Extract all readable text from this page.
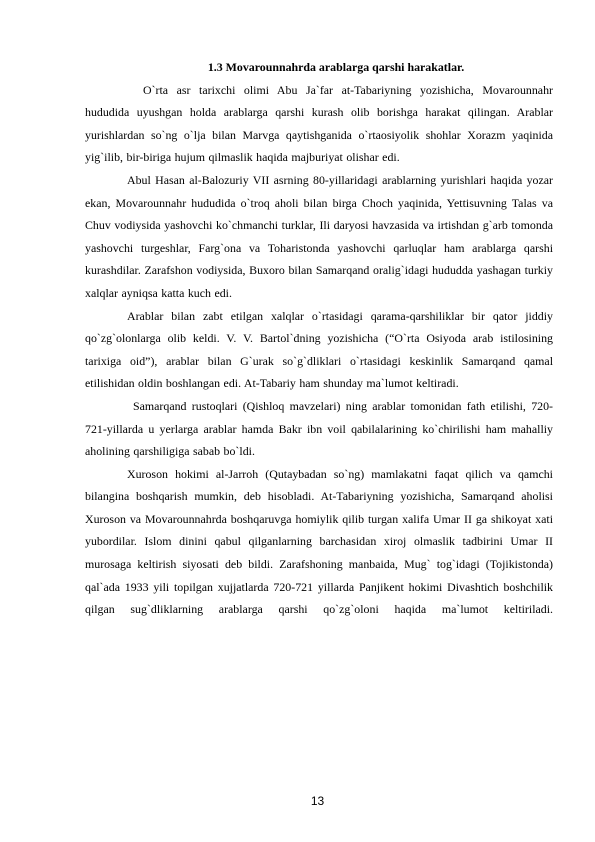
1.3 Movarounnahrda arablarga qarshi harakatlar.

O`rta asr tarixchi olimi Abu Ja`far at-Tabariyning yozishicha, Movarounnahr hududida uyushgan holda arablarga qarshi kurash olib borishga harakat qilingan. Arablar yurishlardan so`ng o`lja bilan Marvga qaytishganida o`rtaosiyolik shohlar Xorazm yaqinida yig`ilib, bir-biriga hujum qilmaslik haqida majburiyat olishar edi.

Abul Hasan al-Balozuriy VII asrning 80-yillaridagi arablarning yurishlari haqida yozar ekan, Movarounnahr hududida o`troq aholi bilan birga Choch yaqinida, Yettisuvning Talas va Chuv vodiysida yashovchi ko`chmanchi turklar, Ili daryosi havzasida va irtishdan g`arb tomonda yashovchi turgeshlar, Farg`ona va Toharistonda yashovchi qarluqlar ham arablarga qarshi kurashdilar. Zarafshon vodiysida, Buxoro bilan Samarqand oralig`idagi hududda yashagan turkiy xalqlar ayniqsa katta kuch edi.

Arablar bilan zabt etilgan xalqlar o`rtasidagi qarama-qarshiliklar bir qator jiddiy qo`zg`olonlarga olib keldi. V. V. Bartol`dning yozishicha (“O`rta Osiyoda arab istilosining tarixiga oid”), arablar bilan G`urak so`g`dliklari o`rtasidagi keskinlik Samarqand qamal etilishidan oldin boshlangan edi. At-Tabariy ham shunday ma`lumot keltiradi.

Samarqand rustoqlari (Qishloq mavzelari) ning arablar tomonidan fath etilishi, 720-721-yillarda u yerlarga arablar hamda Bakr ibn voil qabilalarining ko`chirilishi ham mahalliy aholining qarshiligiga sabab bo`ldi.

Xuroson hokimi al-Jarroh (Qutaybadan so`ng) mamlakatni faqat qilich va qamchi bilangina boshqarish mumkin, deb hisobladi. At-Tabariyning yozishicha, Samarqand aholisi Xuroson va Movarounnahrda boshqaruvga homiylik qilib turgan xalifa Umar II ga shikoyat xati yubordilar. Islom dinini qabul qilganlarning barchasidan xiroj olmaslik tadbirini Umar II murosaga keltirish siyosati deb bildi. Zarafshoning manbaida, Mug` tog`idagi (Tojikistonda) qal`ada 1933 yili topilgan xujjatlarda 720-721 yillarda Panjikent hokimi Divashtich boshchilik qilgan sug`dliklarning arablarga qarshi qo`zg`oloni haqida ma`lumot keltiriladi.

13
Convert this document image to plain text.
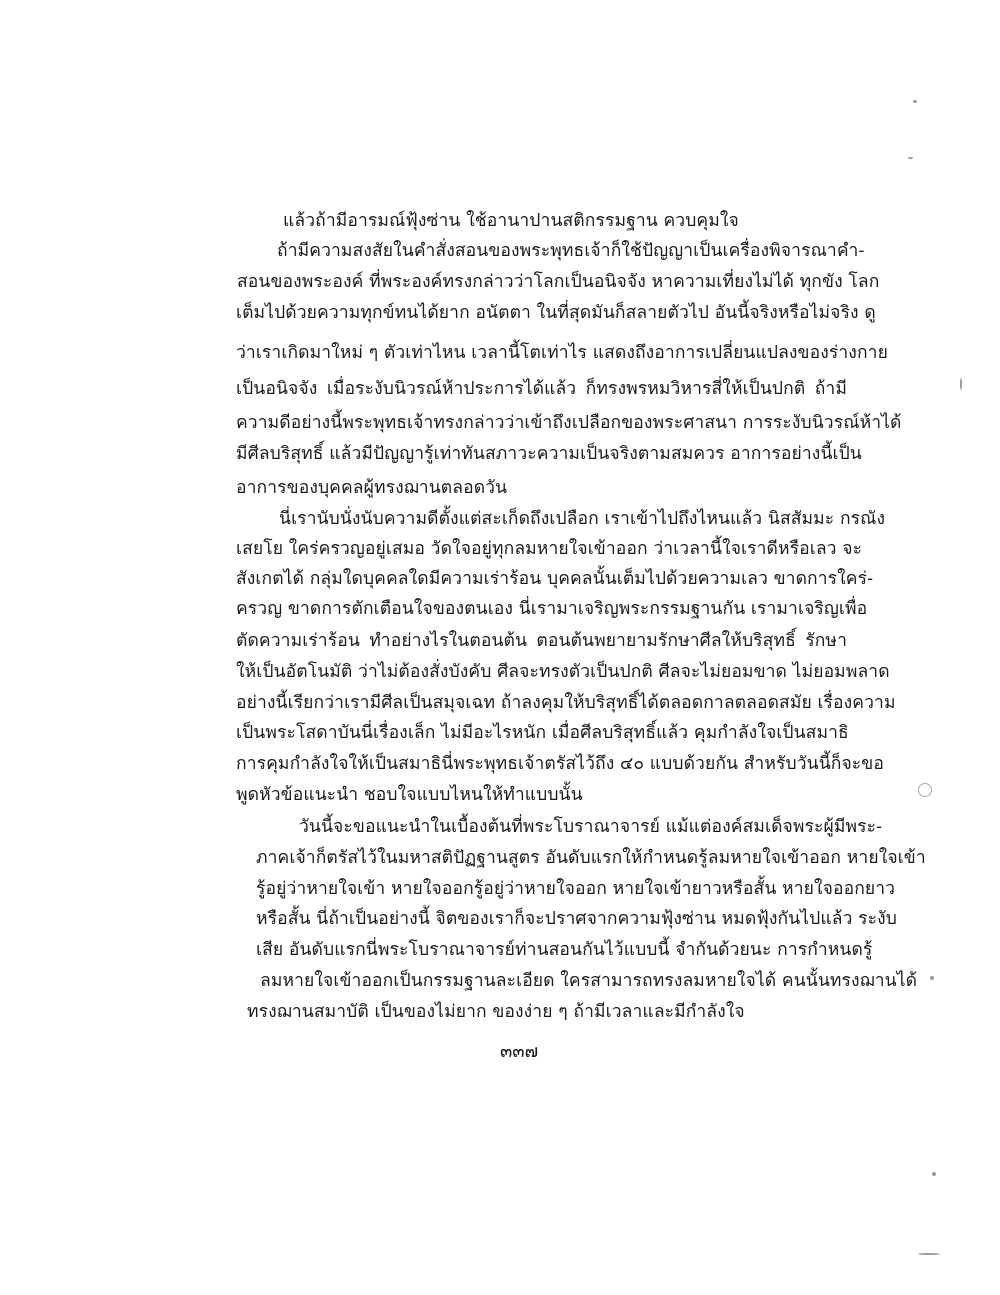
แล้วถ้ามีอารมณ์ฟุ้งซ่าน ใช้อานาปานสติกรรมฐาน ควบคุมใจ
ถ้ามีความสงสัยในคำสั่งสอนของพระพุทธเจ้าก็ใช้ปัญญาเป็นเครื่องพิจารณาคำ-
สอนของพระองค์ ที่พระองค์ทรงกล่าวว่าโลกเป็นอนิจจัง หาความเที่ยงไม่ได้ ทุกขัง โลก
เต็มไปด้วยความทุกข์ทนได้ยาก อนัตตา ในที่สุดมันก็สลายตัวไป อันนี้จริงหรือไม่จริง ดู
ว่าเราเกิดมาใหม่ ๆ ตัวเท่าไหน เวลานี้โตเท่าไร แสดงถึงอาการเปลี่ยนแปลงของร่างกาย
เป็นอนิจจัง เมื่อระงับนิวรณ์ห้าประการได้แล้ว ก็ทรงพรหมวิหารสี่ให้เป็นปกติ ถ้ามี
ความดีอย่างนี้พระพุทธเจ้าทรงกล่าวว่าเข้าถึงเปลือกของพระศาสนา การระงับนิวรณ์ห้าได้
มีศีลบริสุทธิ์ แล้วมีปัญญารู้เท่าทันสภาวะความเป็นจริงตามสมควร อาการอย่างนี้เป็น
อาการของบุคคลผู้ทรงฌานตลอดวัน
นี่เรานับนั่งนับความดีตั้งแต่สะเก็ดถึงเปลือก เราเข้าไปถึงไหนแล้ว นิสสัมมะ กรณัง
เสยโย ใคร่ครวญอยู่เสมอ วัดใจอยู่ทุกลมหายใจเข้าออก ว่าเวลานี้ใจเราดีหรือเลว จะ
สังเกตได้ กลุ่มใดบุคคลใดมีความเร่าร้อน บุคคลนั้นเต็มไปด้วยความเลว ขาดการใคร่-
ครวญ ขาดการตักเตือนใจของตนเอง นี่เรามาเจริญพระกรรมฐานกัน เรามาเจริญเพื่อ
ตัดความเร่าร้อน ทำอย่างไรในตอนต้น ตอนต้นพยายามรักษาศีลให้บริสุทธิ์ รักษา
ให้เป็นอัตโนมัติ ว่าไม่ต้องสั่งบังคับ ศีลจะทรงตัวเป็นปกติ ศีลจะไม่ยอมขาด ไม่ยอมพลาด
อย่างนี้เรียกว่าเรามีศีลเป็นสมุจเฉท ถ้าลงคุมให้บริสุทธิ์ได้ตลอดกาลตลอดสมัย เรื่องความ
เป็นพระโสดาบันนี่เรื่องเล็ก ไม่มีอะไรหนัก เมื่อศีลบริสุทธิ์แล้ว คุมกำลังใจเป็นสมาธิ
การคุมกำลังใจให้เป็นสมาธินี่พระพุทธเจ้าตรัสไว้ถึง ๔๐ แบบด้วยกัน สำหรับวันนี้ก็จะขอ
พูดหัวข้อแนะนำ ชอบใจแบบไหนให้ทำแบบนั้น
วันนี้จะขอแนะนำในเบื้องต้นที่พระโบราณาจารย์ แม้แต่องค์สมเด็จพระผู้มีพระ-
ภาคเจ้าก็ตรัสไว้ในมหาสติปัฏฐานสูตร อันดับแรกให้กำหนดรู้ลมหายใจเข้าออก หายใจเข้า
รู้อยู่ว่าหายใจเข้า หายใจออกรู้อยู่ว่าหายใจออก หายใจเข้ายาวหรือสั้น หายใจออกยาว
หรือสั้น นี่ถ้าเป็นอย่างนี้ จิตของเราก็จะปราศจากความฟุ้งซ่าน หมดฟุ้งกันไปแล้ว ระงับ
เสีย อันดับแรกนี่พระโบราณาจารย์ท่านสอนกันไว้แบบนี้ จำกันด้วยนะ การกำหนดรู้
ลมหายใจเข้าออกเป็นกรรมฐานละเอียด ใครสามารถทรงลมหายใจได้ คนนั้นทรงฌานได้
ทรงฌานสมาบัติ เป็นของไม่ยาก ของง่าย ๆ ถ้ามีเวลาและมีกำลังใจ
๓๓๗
------
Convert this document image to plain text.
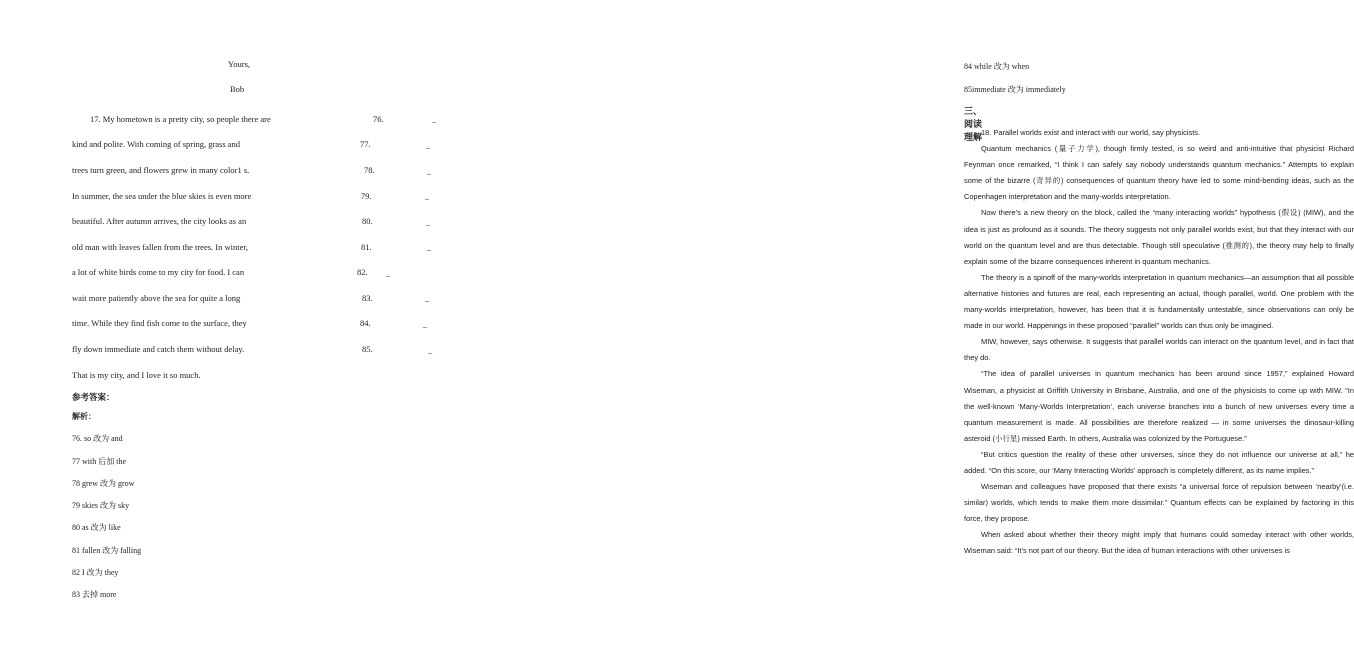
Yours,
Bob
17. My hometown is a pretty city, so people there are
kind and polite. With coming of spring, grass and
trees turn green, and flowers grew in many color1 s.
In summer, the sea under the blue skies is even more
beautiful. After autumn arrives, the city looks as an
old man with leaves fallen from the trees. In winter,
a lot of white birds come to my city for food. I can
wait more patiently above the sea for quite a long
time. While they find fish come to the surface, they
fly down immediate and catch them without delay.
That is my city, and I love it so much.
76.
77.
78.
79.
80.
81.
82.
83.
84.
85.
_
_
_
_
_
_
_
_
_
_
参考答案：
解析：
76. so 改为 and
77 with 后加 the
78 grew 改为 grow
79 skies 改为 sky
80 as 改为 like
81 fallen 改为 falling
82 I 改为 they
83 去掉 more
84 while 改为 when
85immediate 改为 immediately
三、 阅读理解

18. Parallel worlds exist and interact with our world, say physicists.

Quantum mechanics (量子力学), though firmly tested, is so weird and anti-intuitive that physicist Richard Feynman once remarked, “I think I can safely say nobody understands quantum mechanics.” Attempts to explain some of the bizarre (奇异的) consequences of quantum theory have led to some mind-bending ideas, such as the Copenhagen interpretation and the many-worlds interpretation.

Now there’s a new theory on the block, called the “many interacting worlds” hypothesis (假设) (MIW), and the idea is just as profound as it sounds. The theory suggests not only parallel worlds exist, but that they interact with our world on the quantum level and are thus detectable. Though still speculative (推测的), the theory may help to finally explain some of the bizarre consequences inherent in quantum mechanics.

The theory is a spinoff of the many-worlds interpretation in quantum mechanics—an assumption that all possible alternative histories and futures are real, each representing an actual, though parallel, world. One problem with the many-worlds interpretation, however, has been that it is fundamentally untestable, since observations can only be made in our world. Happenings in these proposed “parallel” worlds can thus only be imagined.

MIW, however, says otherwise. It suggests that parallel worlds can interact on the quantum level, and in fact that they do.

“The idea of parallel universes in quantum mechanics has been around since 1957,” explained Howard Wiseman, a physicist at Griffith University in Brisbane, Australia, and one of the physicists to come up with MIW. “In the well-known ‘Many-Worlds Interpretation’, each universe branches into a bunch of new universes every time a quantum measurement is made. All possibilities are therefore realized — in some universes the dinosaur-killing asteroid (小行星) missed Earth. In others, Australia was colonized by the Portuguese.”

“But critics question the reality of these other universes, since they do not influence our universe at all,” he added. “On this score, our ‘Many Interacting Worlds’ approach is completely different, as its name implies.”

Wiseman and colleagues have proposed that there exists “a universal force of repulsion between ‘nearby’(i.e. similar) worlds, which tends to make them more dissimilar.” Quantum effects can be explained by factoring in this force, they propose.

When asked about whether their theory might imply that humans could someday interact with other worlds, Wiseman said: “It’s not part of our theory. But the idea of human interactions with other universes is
------
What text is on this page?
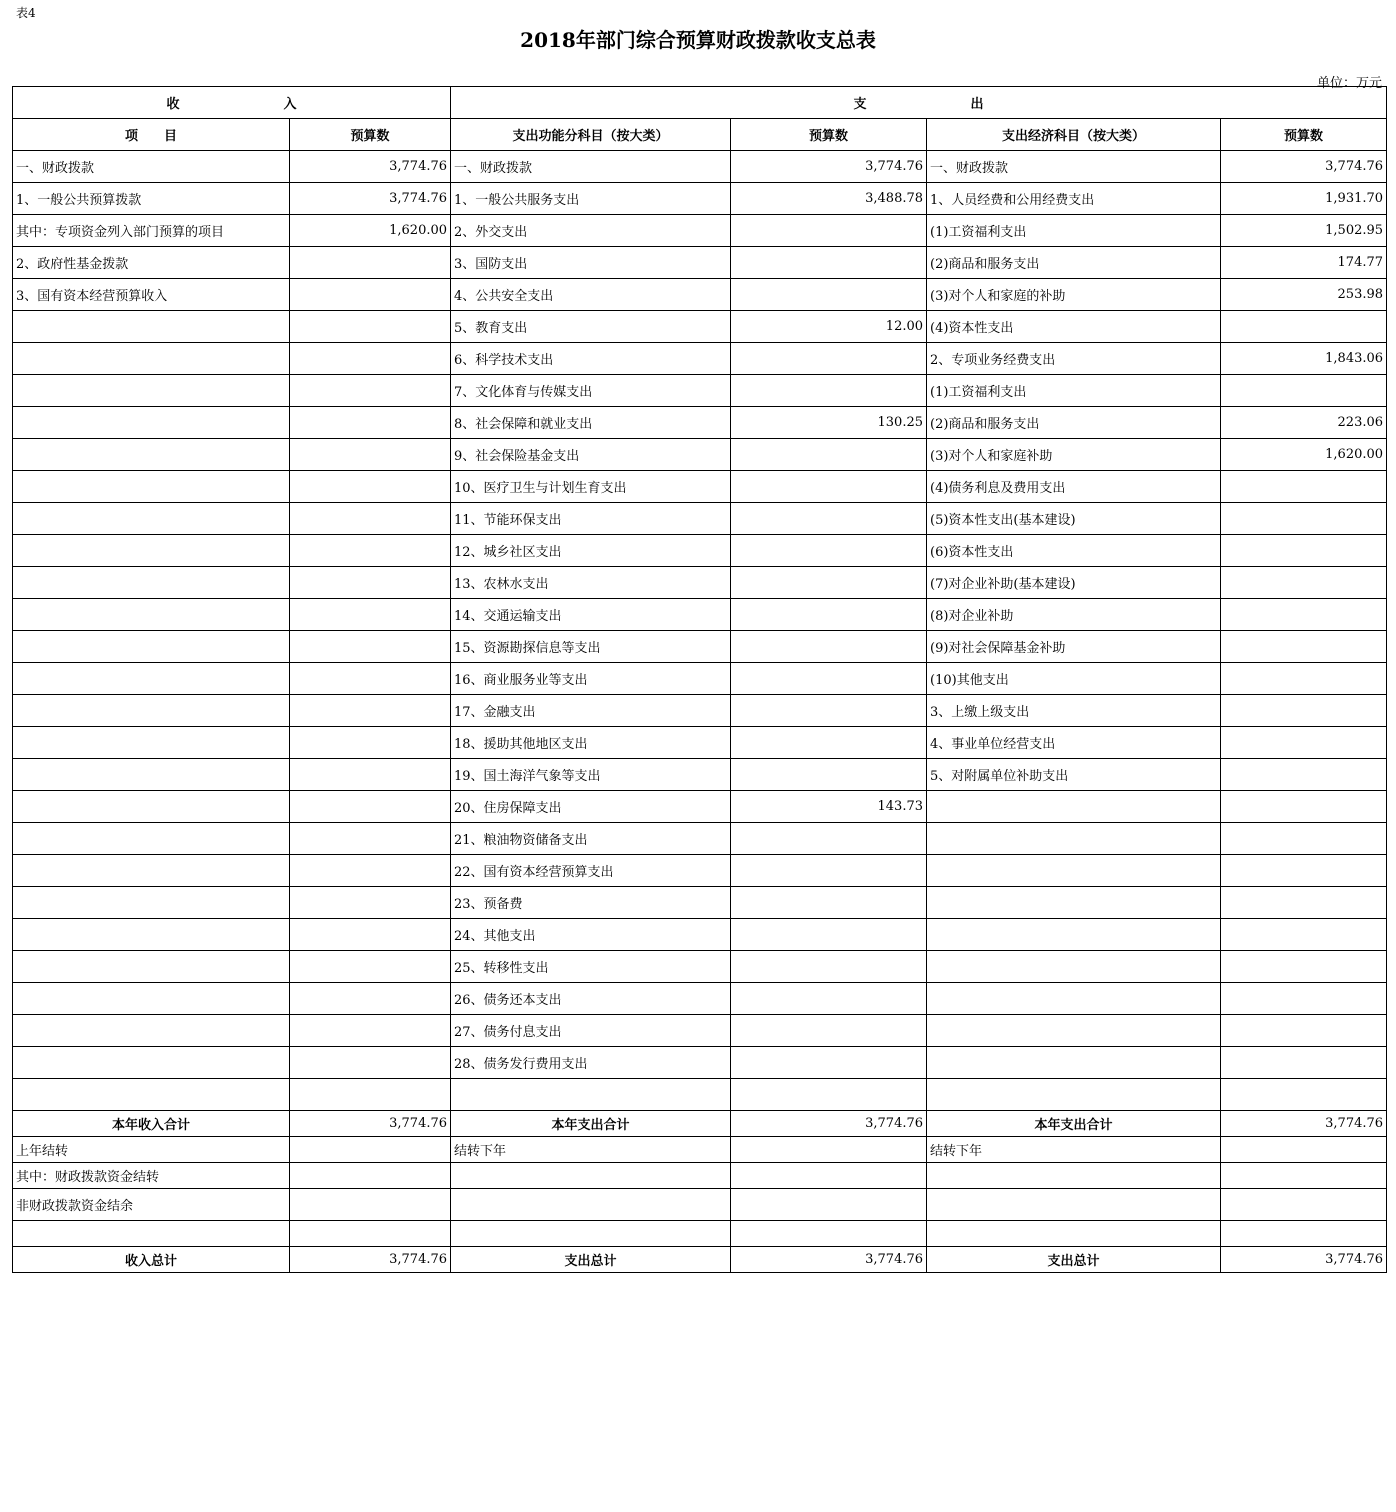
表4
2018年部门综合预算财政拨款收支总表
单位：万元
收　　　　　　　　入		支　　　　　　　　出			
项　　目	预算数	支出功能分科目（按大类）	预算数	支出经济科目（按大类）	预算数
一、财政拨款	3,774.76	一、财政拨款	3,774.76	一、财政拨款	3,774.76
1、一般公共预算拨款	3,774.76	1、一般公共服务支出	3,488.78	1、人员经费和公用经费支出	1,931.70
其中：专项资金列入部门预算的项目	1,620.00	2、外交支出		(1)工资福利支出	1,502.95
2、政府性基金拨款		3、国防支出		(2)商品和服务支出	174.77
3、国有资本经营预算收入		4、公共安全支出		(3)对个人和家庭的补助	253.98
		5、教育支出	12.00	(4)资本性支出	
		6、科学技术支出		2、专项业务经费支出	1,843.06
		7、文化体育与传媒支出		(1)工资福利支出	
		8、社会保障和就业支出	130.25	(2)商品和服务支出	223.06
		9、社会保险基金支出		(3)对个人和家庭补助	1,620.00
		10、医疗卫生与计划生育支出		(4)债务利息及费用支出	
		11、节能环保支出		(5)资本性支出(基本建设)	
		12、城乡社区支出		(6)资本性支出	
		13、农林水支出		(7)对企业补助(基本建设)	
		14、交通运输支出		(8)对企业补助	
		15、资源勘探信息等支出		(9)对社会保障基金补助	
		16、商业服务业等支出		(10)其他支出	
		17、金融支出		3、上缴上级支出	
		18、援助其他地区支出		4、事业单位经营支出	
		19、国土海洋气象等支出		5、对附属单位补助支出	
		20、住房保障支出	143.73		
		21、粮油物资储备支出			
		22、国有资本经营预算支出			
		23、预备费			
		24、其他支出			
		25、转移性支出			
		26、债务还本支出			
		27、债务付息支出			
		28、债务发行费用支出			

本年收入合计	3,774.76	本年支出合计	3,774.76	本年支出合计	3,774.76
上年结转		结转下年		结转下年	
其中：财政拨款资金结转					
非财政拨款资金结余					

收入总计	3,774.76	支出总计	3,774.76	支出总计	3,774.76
------
**Challenge:**
Of the lines in the entries above, how many include "universes"? Only the number should be given.

**The answer:**
3